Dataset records
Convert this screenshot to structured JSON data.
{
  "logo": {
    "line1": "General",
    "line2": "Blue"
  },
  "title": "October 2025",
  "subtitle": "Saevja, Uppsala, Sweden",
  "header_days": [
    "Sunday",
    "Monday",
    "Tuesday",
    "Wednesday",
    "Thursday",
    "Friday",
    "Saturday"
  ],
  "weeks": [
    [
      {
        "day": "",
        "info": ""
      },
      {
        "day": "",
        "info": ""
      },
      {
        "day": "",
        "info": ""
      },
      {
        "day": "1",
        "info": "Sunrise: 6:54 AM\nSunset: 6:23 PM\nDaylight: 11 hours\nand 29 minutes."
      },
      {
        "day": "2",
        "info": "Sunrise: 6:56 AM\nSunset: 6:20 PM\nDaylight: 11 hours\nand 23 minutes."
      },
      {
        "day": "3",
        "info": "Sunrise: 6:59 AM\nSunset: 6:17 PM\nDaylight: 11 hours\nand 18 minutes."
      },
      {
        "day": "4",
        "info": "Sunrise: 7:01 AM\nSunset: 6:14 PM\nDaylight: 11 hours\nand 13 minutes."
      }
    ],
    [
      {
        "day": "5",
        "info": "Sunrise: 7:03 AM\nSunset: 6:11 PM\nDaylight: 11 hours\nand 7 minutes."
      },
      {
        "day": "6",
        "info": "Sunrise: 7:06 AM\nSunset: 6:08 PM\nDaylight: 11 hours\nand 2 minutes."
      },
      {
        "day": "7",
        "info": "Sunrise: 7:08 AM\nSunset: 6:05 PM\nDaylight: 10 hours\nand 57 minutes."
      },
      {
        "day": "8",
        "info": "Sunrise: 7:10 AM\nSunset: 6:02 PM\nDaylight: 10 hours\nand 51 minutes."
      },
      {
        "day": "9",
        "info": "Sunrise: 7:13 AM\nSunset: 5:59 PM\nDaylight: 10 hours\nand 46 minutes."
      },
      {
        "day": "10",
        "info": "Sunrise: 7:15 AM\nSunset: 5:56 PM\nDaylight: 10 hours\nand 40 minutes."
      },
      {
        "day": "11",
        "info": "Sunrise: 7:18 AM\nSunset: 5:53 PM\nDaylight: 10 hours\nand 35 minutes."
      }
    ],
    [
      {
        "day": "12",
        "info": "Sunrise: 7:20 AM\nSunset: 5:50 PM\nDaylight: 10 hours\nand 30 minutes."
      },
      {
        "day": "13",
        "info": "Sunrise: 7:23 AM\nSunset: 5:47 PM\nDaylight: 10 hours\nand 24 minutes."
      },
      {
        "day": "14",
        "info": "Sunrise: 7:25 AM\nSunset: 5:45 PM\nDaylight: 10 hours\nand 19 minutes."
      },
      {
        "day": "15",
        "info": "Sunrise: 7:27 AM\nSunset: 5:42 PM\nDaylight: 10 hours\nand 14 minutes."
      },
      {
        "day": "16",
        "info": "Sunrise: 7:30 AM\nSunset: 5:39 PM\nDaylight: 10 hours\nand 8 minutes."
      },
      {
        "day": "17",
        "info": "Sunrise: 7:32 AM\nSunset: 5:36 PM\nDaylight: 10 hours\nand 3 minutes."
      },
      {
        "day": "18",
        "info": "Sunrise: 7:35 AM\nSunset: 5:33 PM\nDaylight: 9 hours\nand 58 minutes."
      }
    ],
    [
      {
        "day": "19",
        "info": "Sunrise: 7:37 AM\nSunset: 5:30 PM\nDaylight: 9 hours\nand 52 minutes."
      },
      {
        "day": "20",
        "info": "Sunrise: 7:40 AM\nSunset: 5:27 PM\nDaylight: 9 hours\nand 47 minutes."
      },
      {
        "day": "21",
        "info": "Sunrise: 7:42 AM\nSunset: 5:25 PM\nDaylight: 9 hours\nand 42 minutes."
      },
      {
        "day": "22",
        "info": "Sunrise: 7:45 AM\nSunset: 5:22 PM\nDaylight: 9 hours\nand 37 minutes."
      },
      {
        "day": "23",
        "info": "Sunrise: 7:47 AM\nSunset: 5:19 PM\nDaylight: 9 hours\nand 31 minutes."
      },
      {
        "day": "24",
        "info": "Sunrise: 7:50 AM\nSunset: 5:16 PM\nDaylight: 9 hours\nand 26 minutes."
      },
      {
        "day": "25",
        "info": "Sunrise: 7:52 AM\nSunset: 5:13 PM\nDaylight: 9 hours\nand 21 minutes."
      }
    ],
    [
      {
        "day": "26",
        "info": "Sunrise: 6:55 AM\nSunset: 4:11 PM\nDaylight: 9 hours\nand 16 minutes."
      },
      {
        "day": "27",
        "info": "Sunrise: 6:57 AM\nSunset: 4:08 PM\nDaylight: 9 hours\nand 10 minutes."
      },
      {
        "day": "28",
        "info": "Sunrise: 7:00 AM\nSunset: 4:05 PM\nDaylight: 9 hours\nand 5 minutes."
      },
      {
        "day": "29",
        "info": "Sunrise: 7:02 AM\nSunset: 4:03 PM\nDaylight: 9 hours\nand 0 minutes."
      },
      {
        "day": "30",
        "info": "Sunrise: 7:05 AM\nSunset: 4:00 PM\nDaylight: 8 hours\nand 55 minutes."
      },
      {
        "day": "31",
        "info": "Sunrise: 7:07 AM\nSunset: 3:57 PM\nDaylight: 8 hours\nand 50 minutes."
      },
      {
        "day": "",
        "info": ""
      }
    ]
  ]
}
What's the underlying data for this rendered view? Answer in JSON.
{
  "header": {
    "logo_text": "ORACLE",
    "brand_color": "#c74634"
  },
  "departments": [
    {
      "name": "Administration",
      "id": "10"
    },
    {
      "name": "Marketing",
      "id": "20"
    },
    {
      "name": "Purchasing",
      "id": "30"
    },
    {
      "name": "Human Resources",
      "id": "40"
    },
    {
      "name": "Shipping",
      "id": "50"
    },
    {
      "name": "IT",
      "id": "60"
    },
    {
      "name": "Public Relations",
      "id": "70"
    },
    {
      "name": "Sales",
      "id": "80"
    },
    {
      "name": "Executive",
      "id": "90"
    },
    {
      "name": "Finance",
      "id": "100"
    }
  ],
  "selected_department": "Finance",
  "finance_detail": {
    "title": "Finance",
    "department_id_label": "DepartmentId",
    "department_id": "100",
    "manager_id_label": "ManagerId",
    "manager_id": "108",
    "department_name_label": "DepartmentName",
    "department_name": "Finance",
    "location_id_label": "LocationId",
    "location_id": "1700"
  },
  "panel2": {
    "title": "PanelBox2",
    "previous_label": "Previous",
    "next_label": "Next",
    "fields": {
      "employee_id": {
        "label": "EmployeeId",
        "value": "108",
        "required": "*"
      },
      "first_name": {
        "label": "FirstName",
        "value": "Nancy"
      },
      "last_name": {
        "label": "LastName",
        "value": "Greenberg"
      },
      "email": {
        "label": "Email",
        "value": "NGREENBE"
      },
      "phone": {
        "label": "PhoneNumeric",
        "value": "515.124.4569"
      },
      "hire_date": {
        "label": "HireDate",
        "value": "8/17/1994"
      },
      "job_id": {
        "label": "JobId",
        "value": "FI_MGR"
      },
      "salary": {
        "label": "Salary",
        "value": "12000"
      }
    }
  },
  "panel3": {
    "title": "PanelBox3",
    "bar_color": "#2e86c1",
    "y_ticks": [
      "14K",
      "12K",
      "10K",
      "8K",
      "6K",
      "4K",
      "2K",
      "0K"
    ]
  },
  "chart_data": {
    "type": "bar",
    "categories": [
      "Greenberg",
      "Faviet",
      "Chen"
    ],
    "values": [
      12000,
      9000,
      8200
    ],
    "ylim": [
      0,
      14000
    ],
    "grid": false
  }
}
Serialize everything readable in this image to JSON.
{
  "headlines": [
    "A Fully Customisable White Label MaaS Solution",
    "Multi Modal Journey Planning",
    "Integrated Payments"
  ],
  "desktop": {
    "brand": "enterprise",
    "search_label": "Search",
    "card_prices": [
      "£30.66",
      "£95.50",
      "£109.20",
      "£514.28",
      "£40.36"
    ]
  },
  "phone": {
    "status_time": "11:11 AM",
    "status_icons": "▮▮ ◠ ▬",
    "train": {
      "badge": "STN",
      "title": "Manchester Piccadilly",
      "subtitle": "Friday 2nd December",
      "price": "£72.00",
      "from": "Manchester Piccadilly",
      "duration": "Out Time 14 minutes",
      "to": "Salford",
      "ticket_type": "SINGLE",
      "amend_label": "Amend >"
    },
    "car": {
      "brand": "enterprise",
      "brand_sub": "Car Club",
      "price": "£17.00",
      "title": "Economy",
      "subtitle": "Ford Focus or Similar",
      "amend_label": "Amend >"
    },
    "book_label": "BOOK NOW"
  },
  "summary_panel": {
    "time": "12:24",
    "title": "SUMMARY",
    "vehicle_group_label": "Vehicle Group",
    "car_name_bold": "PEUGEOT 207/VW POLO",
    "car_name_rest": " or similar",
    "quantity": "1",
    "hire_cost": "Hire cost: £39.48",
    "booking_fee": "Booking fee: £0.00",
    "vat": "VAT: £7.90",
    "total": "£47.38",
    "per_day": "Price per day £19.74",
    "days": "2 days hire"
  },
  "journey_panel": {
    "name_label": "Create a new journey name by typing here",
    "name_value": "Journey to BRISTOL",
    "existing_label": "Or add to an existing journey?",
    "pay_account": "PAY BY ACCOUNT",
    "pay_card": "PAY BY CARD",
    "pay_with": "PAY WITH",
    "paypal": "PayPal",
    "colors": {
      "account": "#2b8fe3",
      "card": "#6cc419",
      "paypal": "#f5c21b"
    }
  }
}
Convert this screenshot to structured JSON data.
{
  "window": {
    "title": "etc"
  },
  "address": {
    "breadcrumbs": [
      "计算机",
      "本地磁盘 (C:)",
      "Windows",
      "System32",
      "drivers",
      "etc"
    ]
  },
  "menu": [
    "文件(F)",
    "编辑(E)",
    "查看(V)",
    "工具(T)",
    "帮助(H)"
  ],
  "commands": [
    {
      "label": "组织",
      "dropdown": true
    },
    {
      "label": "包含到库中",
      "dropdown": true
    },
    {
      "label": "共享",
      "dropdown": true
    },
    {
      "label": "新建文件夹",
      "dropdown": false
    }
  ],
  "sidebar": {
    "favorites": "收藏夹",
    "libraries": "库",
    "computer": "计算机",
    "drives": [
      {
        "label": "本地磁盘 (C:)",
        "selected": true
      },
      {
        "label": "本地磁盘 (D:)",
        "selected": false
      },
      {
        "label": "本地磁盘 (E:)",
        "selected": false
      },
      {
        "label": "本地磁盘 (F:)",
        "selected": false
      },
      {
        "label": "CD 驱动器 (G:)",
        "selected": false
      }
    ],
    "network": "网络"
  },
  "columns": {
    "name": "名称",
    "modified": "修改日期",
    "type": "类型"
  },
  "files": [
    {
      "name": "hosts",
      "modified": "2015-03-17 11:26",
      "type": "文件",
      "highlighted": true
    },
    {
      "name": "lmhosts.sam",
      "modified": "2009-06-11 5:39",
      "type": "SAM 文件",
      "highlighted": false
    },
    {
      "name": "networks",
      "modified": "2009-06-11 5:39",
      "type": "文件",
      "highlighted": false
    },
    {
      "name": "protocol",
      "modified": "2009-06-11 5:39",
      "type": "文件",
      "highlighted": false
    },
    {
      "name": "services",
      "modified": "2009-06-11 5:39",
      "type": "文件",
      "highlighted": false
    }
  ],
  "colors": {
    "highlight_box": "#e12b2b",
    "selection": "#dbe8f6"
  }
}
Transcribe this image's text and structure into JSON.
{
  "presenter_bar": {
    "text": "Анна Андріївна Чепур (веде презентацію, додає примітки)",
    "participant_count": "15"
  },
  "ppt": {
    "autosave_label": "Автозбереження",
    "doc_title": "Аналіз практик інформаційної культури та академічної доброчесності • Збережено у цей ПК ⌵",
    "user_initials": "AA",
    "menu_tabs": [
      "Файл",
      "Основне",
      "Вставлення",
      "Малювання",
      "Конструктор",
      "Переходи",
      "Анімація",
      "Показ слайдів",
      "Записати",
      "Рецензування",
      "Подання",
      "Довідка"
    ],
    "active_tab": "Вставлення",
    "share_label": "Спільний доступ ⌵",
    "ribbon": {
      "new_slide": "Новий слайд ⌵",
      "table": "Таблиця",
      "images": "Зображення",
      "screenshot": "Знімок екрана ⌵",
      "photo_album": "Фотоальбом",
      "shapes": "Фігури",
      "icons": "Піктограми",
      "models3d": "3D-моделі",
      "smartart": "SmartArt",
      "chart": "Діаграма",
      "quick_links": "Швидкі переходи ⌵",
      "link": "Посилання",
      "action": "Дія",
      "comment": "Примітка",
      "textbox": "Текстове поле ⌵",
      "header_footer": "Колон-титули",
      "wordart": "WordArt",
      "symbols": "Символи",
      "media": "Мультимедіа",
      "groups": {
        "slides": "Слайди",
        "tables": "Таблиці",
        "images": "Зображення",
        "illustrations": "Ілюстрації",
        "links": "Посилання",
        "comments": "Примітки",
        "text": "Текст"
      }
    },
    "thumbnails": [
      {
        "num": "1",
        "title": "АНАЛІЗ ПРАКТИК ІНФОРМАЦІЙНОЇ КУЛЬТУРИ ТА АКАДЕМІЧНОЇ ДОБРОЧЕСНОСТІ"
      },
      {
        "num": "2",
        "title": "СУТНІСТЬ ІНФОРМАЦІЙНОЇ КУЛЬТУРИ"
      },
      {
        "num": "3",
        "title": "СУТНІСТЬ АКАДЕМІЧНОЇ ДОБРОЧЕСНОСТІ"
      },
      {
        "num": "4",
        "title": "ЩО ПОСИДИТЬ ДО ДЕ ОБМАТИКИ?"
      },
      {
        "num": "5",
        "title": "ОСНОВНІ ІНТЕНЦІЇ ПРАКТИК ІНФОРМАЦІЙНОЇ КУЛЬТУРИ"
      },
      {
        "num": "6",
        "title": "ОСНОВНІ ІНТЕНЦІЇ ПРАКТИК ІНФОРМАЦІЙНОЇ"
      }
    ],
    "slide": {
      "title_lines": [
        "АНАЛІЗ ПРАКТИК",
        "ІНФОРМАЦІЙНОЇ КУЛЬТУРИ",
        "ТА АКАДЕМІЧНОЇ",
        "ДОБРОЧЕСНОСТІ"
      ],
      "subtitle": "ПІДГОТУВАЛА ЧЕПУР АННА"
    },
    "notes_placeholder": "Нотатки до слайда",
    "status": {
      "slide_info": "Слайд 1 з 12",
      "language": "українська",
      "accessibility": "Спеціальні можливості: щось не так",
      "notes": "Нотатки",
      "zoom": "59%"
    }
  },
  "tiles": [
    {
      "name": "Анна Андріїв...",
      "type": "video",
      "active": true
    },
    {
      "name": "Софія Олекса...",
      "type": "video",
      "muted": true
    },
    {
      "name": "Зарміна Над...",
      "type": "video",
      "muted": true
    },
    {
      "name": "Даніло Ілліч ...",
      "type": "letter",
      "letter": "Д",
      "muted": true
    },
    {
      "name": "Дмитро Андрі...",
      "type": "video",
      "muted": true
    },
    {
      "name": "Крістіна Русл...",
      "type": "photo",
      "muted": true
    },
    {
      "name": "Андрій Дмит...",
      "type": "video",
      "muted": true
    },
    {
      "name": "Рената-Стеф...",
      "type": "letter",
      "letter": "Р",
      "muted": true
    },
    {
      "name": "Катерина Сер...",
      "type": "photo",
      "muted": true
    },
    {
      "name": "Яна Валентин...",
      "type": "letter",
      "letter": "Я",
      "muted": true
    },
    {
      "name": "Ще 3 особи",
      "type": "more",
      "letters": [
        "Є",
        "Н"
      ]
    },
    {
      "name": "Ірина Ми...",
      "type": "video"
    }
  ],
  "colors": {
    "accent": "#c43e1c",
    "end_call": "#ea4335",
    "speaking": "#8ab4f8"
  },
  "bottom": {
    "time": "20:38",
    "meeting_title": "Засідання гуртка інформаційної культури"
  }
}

**Goal:** Extract, from the listing above, every line where the string "СУТНІСТЬ" occurs.

**The solution:**
        "title": "СУТНІСТЬ ІНФОРМАЦІЙНОЇ КУЛЬТУРИ"
        "title": "СУТНІСТЬ АКАДЕМІЧНОЇ ДОБРОЧЕСНОСТІ"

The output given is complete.